→ Task prompt: Set down each entry from the block beneath, exactly as written.

__________________________________________________

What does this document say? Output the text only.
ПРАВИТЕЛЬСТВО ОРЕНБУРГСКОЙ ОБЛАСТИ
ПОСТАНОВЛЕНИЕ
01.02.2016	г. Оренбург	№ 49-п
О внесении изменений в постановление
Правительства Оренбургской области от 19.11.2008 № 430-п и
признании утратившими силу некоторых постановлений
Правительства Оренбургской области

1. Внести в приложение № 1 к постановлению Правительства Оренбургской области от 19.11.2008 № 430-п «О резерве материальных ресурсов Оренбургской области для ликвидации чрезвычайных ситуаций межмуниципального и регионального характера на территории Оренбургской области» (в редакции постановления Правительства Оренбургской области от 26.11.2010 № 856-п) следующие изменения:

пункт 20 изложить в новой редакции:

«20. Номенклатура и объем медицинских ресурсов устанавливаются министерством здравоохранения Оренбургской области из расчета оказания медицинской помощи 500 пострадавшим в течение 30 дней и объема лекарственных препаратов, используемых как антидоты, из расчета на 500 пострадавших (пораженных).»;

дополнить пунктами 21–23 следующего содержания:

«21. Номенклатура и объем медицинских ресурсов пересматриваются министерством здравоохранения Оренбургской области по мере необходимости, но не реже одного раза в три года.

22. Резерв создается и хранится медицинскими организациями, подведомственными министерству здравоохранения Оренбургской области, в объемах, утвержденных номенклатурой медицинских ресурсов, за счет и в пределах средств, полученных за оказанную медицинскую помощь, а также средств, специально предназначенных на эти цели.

__________________________________________________

→ Reply:
What does this document say? Output the text only.
ПРАВИТЕЛЬСТВО ОРЕНБУРГСКОЙ ОБЛАСТИ
ПОСТАНОВЛЕНИЕ
01.02.2016	г. Оренбург	№ 49-п
О внесении изменений в постановление
Правительства Оренбургской области от 19.11.2008 № 430-п и
признании утратившими силу некоторых постановлений
Правительства Оренбургской области

1. Внести в приложение № 1 к постановлению Правительства Оренбургской области от 19.11.2008 № 430-п «О резерве материальных ресурсов Оренбургской области для ликвидации чрезвычайных ситуаций межмуниципального и регионального характера на территории Оренбургской области» (в редакции постановления Правительства Оренбургской области от 26.11.2010 № 856-п) следующие изменения:

пункт 20 изложить в новой редакции:

«20. Номенклатура и объем медицинских ресурсов устанавливаются министерством здравоохранения Оренбургской области из расчета оказания медицинской помощи 500 пострадавшим в течение 30 дней и объема лекарственных препаратов, используемых как антидоты, из расчета на 500 пострадавших (пораженных).»;

дополнить пунктами 21–23 следующего содержания:

«21. Номенклатура и объем медицинских ресурсов пересматриваются министерством здравоохранения Оренбургской области по мере необходимости, но не реже одного раза в три года.

22. Резерв создается и хранится медицинскими организациями, подведомственными министерству здравоохранения Оренбургской области, в объемах, утвержденных номенклатурой медицинских ресурсов, за счет и в пределах средств, полученных за оказанную медицинскую помощь, а также средств, специально предназначенных на эти цели.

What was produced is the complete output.